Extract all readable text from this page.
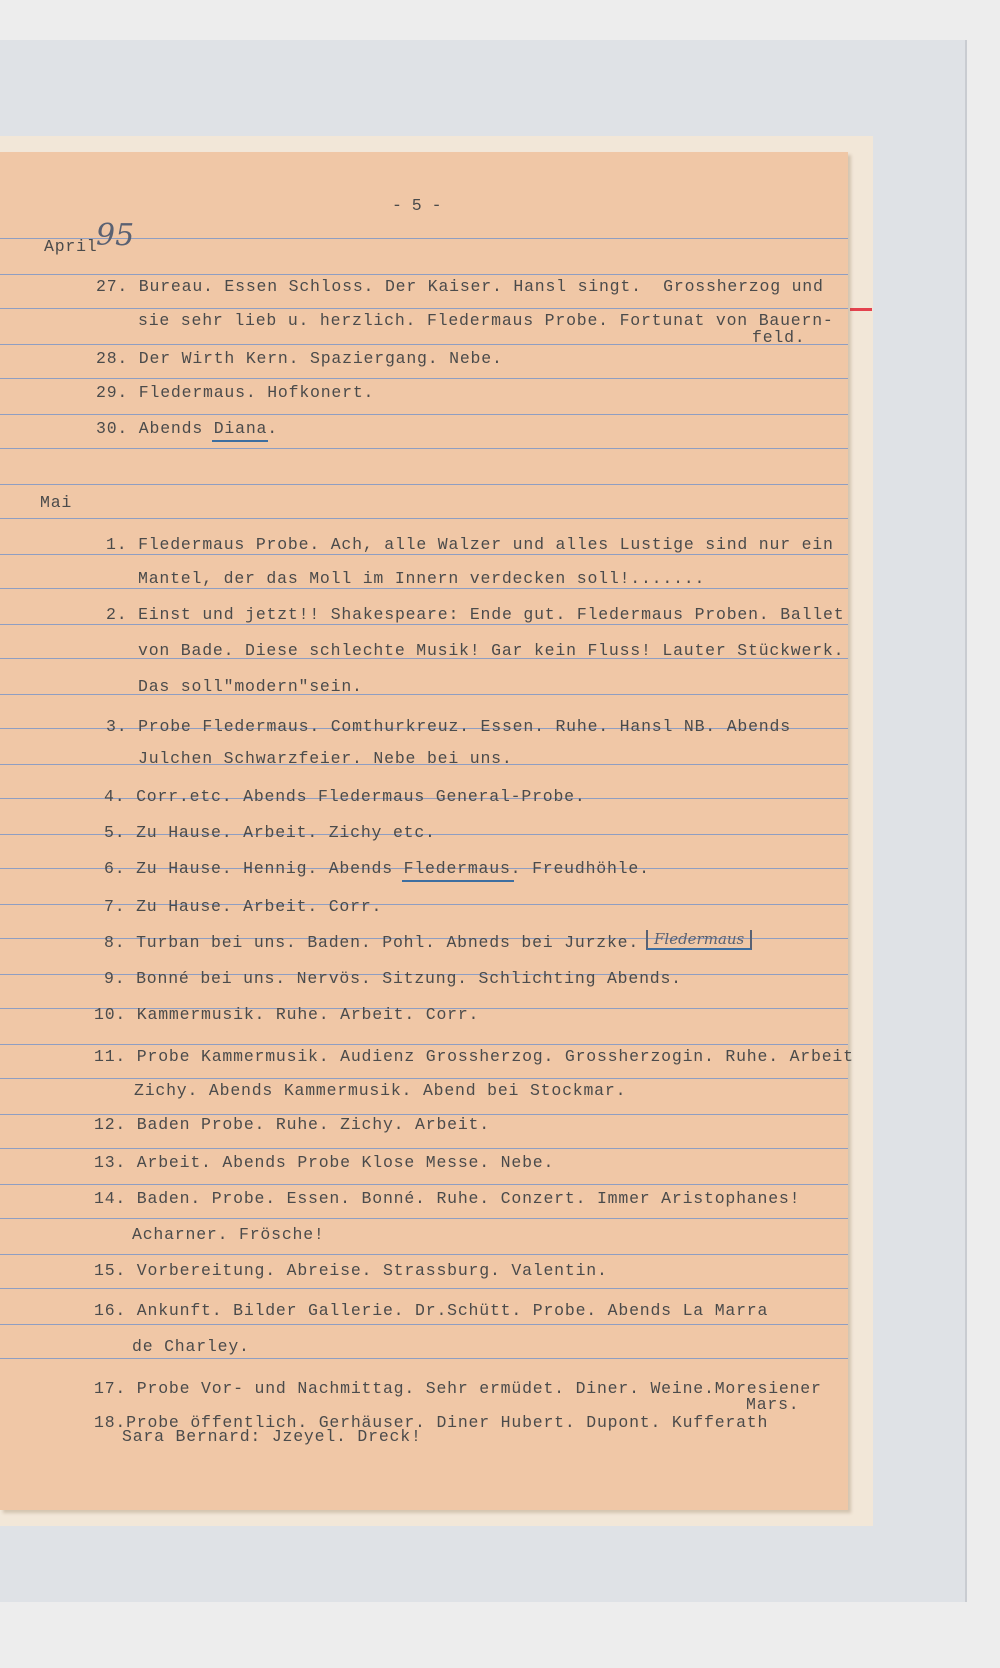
- 5 -
April
95
27. Bureau. Essen Schloss. Der Kaiser. Hansl singt.  Grossherzog und
sie sehr lieb u. herzlich. Fledermaus Probe. Fortunat von Bauern-
feld.
28. Der Wirth Kern. Spaziergang. Nebe.
29. Fledermaus. Hofkonert.
30. Abends Diana.
Mai
1. Fledermaus Probe. Ach, alle Walzer und alles Lustige sind nur ein
Mantel, der das Moll im Innern verdecken soll!.......
2. Einst und jetzt!! Shakespeare: Ende gut. Fledermaus Proben. Ballet
von Bade. Diese schlechte Musik! Gar kein Fluss! Lauter Stückwerk.
Das soll"modern"sein.
3. Probe Fledermaus. Comthurkreuz. Essen. Ruhe. Hansl NB. Abends
Julchen Schwarzfeier. Nebe bei uns.
4. Corr.etc. Abends Fledermaus General-Probe.
5. Zu Hause. Arbeit. Zichy etc.
6. Zu Hause. Hennig. Abends Fledermaus. Freudhöhle.
7. Zu Hause. Arbeit. Corr.
8. Turban bei uns. Baden. Pohl. Abneds bei Jurzke. Fledermaus
9. Bonné bei uns. Nervös. Sitzung. Schlichting Abends.
10. Kammermusik. Ruhe. Arbeit. Corr.
11. Probe Kammermusik. Audienz Grossherzog. Grossherzogin. Ruhe. Arbeit
Zichy. Abends Kammermusik. Abend bei Stockmar.
12. Baden Probe. Ruhe. Zichy. Arbeit.
13. Arbeit. Abends Probe Klose Messe. Nebe.
14. Baden. Probe. Essen. Bonné. Ruhe. Conzert. Immer Aristophanes!
Acharner. Frösche!
15. Vorbereitung. Abreise. Strassburg. Valentin.
16. Ankunft. Bilder Gallerie. Dr.Schütt. Probe. Abends La Marra
de Charley.
17. Probe Vor- und Nachmittag. Sehr ermüdet. Diner. Weine.Moresiener
Mars.
18.Probe öffentlich. Gerhäuser. Diner Hubert. Dupont. Kufferath
Sara Bernard: Jzeyel. Dreck!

Required task:
All of the data above should be quoted exactly, except for the pictures.

Written reply:
Extract all readable text from this page.
- 5 -
April
95
27. Bureau. Essen Schloss. Der Kaiser. Hansl singt.  Grossherzog und
sie sehr lieb u. herzlich. Fledermaus Probe. Fortunat von Bauern-
feld.
28. Der Wirth Kern. Spaziergang. Nebe.
29. Fledermaus. Hofkonert.
30. Abends Diana.
Mai
1. Fledermaus Probe. Ach, alle Walzer und alles Lustige sind nur ein
Mantel, der das Moll im Innern verdecken soll!.......
2. Einst und jetzt!! Shakespeare: Ende gut. Fledermaus Proben. Ballet
von Bade. Diese schlechte Musik! Gar kein Fluss! Lauter Stückwerk.
Das soll"modern"sein.
3. Probe Fledermaus. Comthurkreuz. Essen. Ruhe. Hansl NB. Abends
Julchen Schwarzfeier. Nebe bei uns.
4. Corr.etc. Abends Fledermaus General-Probe.
5. Zu Hause. Arbeit. Zichy etc.
6. Zu Hause. Hennig. Abends Fledermaus. Freudhöhle.
7. Zu Hause. Arbeit. Corr.
8. Turban bei uns. Baden. Pohl. Abneds bei Jurzke. Fledermaus
9. Bonné bei uns. Nervös. Sitzung. Schlichting Abends.
10. Kammermusik. Ruhe. Arbeit. Corr.
11. Probe Kammermusik. Audienz Grossherzog. Grossherzogin. Ruhe. Arbeit
Zichy. Abends Kammermusik. Abend bei Stockmar.
12. Baden Probe. Ruhe. Zichy. Arbeit.
13. Arbeit. Abends Probe Klose Messe. Nebe.
14. Baden. Probe. Essen. Bonné. Ruhe. Conzert. Immer Aristophanes!
Acharner. Frösche!
15. Vorbereitung. Abreise. Strassburg. Valentin.
16. Ankunft. Bilder Gallerie. Dr.Schütt. Probe. Abends La Marra
de Charley.
17. Probe Vor- und Nachmittag. Sehr ermüdet. Diner. Weine.Moresiener
Mars.
18.Probe öffentlich. Gerhäuser. Diner Hubert. Dupont. Kufferath
Sara Bernard: Jzeyel. Dreck!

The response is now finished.